## GIVEN PROBLEM
Retype every entry in its entirety, without alteration.

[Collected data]

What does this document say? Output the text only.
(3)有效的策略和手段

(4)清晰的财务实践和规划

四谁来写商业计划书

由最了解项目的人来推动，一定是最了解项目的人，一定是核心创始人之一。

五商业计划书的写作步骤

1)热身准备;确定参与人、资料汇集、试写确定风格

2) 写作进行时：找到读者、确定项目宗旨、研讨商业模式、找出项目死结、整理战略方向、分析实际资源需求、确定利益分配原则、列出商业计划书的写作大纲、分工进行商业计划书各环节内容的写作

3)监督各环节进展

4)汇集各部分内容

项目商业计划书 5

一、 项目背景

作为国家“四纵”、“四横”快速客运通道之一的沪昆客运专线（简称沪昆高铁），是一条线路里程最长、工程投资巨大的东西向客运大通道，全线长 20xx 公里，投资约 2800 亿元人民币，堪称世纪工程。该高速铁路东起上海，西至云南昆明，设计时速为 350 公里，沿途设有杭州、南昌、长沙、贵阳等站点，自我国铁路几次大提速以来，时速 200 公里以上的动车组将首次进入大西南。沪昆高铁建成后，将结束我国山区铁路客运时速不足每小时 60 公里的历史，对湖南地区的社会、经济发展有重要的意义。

## CORRECT OUTPUT
What does this document say? Output the text only.
(3)有效的策略和手段

(4)清晰的财务实践和规划

四谁来写商业计划书

由最了解项目的人来推动，一定是最了解项目的人，一定是核心创始人之一。

五商业计划书的写作步骤

1)热身准备;确定参与人、资料汇集、试写确定风格

2) 写作进行时：找到读者、确定项目宗旨、研讨商业模式、找出项目死结、整理战略方向、分析实际资源需求、确定利益分配原则、列出商业计划书的写作大纲、分工进行商业计划书各环节内容的写作

3)监督各环节进展

4)汇集各部分内容

项目商业计划书 5

一、 项目背景

作为国家“四纵”、“四横”快速客运通道之一的沪昆客运专线（简称沪昆高铁），是一条线路里程最长、工程投资巨大的东西向客运大通道，全线长 20xx 公里，投资约 2800 亿元人民币，堪称世纪工程。该高速铁路东起上海，西至云南昆明，设计时速为 350 公里，沿途设有杭州、南昌、长沙、贵阳等站点，自我国铁路几次大提速以来，时速 200 公里以上的动车组将首次进入大西南。沪昆高铁建成后，将结束我国山区铁路客运时速不足每小时 60 公里的历史，对湖南地区的社会、经济发展有重要的意义。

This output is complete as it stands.